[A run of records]
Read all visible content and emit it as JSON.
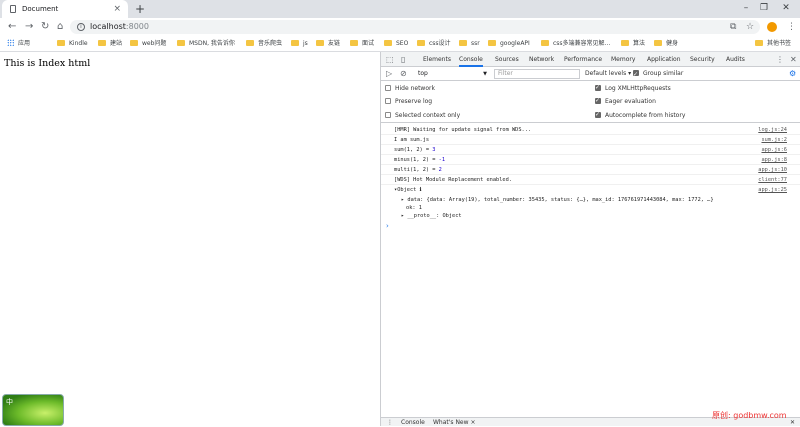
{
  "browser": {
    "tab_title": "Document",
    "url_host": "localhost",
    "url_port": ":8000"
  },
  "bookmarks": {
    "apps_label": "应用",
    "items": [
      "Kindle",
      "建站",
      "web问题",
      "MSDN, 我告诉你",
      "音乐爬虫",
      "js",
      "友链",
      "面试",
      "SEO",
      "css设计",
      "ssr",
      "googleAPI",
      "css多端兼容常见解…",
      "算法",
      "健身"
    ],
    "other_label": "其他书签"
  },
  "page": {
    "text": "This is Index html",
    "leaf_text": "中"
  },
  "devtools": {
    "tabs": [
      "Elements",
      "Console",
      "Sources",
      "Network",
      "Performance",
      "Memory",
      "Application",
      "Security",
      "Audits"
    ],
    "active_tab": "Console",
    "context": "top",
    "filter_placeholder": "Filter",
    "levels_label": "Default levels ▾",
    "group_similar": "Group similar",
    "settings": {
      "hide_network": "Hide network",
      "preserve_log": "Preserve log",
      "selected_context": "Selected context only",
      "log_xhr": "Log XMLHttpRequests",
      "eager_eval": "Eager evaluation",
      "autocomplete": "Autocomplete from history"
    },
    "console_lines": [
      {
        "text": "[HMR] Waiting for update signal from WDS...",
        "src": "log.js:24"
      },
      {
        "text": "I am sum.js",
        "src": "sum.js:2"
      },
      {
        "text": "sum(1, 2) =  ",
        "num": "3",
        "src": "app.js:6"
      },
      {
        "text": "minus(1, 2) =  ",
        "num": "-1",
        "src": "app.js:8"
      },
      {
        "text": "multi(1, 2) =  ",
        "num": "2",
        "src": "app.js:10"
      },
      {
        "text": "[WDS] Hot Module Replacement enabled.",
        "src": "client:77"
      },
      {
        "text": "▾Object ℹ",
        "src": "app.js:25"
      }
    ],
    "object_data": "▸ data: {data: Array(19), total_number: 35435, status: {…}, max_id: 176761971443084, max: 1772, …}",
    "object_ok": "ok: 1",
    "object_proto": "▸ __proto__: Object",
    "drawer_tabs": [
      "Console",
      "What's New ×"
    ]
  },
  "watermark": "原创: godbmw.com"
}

- **Instructions to follow**: Search the material above for "from". Pull out each line where it shows up.

- **The response**:
      "autocomplete": "Autocomplete from history"
        "text": "[HMR] Waiting for update signal from WDS...",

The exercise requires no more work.